Work to be completed
Write out the whole listing, matching it exactly.

Entries supplied
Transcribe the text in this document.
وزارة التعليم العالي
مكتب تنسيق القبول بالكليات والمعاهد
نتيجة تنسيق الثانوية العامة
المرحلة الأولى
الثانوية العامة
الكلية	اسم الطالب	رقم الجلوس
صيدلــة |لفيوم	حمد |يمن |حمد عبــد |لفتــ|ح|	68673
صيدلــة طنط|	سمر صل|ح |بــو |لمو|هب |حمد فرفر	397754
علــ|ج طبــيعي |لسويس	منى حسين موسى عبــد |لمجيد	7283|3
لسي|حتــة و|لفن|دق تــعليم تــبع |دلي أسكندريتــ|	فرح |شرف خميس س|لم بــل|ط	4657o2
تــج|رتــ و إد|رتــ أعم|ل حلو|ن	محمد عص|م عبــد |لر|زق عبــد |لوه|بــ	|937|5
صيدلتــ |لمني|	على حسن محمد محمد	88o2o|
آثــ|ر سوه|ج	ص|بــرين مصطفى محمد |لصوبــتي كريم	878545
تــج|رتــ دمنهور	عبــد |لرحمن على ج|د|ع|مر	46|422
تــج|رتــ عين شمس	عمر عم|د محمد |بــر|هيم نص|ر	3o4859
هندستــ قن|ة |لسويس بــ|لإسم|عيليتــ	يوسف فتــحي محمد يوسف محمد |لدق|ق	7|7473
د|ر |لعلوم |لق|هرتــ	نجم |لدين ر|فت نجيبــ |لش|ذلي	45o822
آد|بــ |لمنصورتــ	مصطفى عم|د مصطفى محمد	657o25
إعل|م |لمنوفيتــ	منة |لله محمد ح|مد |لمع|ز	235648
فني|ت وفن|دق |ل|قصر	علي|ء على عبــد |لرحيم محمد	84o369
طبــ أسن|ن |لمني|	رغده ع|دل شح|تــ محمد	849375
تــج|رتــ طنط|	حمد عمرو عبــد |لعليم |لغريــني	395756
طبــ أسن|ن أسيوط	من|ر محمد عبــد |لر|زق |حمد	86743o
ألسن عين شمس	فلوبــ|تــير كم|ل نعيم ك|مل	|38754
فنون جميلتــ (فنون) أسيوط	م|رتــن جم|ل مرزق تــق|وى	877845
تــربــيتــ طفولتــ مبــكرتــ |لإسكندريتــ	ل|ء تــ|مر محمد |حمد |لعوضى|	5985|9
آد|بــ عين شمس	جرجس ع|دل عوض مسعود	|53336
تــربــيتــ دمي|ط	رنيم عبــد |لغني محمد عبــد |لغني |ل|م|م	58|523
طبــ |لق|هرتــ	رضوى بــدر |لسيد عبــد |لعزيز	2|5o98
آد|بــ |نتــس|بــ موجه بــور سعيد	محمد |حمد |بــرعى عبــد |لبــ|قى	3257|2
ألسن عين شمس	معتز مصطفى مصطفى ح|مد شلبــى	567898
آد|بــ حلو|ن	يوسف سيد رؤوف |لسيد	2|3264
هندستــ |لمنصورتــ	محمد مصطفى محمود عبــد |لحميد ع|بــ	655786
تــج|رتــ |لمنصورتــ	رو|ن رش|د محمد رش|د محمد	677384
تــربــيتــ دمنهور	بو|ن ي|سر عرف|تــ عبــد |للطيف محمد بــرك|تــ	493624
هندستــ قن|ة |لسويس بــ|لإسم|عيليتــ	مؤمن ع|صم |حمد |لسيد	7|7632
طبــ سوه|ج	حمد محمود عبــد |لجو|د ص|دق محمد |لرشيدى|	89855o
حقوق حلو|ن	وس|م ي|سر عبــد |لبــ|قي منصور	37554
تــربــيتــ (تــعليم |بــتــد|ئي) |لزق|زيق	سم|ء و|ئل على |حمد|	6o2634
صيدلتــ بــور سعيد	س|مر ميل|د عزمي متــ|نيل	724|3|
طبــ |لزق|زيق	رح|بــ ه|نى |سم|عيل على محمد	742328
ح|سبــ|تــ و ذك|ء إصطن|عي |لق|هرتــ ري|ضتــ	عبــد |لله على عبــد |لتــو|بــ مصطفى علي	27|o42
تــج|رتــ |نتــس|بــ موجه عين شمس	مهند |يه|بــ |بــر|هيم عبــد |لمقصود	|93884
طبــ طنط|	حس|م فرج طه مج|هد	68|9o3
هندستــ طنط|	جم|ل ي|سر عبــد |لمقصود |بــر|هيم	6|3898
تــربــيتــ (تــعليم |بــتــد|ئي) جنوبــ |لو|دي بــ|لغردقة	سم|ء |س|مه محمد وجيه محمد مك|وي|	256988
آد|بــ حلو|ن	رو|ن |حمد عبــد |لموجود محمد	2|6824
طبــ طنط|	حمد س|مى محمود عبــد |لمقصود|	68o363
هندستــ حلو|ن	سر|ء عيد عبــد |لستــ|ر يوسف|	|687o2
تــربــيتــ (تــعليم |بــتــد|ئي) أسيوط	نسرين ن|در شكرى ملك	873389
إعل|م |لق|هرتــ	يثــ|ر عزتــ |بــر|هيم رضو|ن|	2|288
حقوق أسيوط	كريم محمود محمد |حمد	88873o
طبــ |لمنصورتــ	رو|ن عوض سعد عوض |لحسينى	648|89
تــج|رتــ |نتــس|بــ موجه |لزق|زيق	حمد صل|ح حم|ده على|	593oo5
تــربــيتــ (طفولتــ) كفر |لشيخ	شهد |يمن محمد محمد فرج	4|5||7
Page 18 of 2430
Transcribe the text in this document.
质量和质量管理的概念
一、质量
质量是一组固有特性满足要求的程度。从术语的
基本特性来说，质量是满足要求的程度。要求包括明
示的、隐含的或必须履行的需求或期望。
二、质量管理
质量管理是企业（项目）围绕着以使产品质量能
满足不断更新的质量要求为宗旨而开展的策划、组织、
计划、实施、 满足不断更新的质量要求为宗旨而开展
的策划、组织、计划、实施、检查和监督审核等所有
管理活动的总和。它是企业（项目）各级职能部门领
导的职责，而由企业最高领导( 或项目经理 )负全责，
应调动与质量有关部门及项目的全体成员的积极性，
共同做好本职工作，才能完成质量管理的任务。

Output of the task
Transcribe the text in this document.
وزارة التعليم العالي
مكتب تنسيق القبول بالكليات والمعاهد
نتيجة تنسيق الثانوية العامة
المرحلة الأولى
الثانوية العامة
الكلية	اسم الطالب	رقم الجلوس
صيدلــة |لفيوم	حمد |يمن |حمد عبــد |لفتــ|ح|	68673
صيدلــة طنط|	سمر صل|ح |بــو |لمو|هب |حمد فرفر	397754
علــ|ج طبــيعي |لسويس	منى حسين موسى عبــد |لمجيد	7283|3
لسي|حتــة و|لفن|دق تــعليم تــبع |دلي أسكندريتــ|	فرح |شرف خميس س|لم بــل|ط	4657o2
تــج|رتــ و إد|رتــ أعم|ل حلو|ن	محمد عص|م عبــد |لر|زق عبــد |لوه|بــ	|937|5
صيدلتــ |لمني|	على حسن محمد محمد	88o2o|
آثــ|ر سوه|ج	ص|بــرين مصطفى محمد |لصوبــتي كريم	878545
تــج|رتــ دمنهور	عبــد |لرحمن على ج|د|ع|مر	46|422
تــج|رتــ عين شمس	عمر عم|د محمد |بــر|هيم نص|ر	3o4859
هندستــ قن|ة |لسويس بــ|لإسم|عيليتــ	يوسف فتــحي محمد يوسف محمد |لدق|ق	7|7473
د|ر |لعلوم |لق|هرتــ	نجم |لدين ر|فت نجيبــ |لش|ذلي	45o822
آد|بــ |لمنصورتــ	مصطفى عم|د مصطفى محمد	657o25
إعل|م |لمنوفيتــ	منة |لله محمد ح|مد |لمع|ز	235648
فني|ت وفن|دق |ل|قصر	علي|ء على عبــد |لرحيم محمد	84o369
طبــ أسن|ن |لمني|	رغده ع|دل شح|تــ محمد	849375
تــج|رتــ طنط|	حمد عمرو عبــد |لعليم |لغريــني	395756
طبــ أسن|ن أسيوط	من|ر محمد عبــد |لر|زق |حمد	86743o
ألسن عين شمس	فلوبــ|تــير كم|ل نعيم ك|مل	|38754
فنون جميلتــ (فنون) أسيوط	م|رتــن جم|ل مرزق تــق|وى	877845
تــربــيتــ طفولتــ مبــكرتــ |لإسكندريتــ	ل|ء تــ|مر محمد |حمد |لعوضى|	5985|9
آد|بــ عين شمس	جرجس ع|دل عوض مسعود	|53336
تــربــيتــ دمي|ط	رنيم عبــد |لغني محمد عبــد |لغني |ل|م|م	58|523
طبــ |لق|هرتــ	رضوى بــدر |لسيد عبــد |لعزيز	2|5o98
آد|بــ |نتــس|بــ موجه بــور سعيد	محمد |حمد |بــرعى عبــد |لبــ|قى	3257|2
ألسن عين شمس	معتز مصطفى مصطفى ح|مد شلبــى	567898
آد|بــ حلو|ن	يوسف سيد رؤوف |لسيد	2|3264
هندستــ |لمنصورتــ	محمد مصطفى محمود عبــد |لحميد ع|بــ	655786
تــج|رتــ |لمنصورتــ	رو|ن رش|د محمد رش|د محمد	677384
تــربــيتــ دمنهور	بو|ن ي|سر عرف|تــ عبــد |للطيف محمد بــرك|تــ	493624
هندستــ قن|ة |لسويس بــ|لإسم|عيليتــ	مؤمن ع|صم |حمد |لسيد	7|7632
طبــ سوه|ج	حمد محمود عبــد |لجو|د ص|دق محمد |لرشيدى|	89855o
حقوق حلو|ن	وس|م ي|سر عبــد |لبــ|قي منصور	37554
تــربــيتــ (تــعليم |بــتــد|ئي) |لزق|زيق	سم|ء و|ئل على |حمد|	6o2634
صيدلتــ بــور سعيد	س|مر ميل|د عزمي متــ|نيل	724|3|
طبــ |لزق|زيق	رح|بــ ه|نى |سم|عيل على محمد	742328
ح|سبــ|تــ و ذك|ء إصطن|عي |لق|هرتــ ري|ضتــ	عبــد |لله على عبــد |لتــو|بــ مصطفى علي	27|o42
تــج|رتــ |نتــس|بــ موجه عين شمس	مهند |يه|بــ |بــر|هيم عبــد |لمقصود	|93884
طبــ طنط|	حس|م فرج طه مج|هد	68|9o3
هندستــ طنط|	جم|ل ي|سر عبــد |لمقصود |بــر|هيم	6|3898
تــربــيتــ (تــعليم |بــتــد|ئي) جنوبــ |لو|دي بــ|لغردقة	سم|ء |س|مه محمد وجيه محمد مك|وي|	256988
آد|بــ حلو|ن	رو|ن |حمد عبــد |لموجود محمد	2|6824
طبــ طنط|	حمد س|مى محمود عبــد |لمقصود|	68o363
هندستــ حلو|ن	سر|ء عيد عبــد |لستــ|ر يوسف|	|687o2
تــربــيتــ (تــعليم |بــتــد|ئي) أسيوط	نسرين ن|در شكرى ملك	873389
إعل|م |لق|هرتــ	يثــ|ر عزتــ |بــر|هيم رضو|ن|	2|288
حقوق أسيوط	كريم محمود محمد |حمد	88873o
طبــ |لمنصورتــ	رو|ن عوض سعد عوض |لحسينى	648|89
تــج|رتــ |نتــس|بــ موجه |لزق|زيق	حمد صل|ح حم|ده على|	593oo5
تــربــيتــ (طفولتــ) كفر |لشيخ	شهد |يمن محمد محمد فرج	4|5||7
Page 18 of 2430
Transcribe the text in this document.
质量和质量管理的概念
一、质量
质量是一组固有特性满足要求的程度。从术语的
基本特性来说，质量是满足要求的程度。要求包括明
示的、隐含的或必须履行的需求或期望。
二、质量管理
质量管理是企业（项目）围绕着以使产品质量能
满足不断更新的质量要求为宗旨而开展的策划、组织、
计划、实施、 满足不断更新的质量要求为宗旨而开展
的策划、组织、计划、实施、检查和监督审核等所有
管理活动的总和。它是企业（项目）各级职能部门领
导的职责，而由企业最高领导( 或项目经理 )负全责，
应调动与质量有关部门及项目的全体成员的积极性，
共同做好本职工作，才能完成质量管理的任务。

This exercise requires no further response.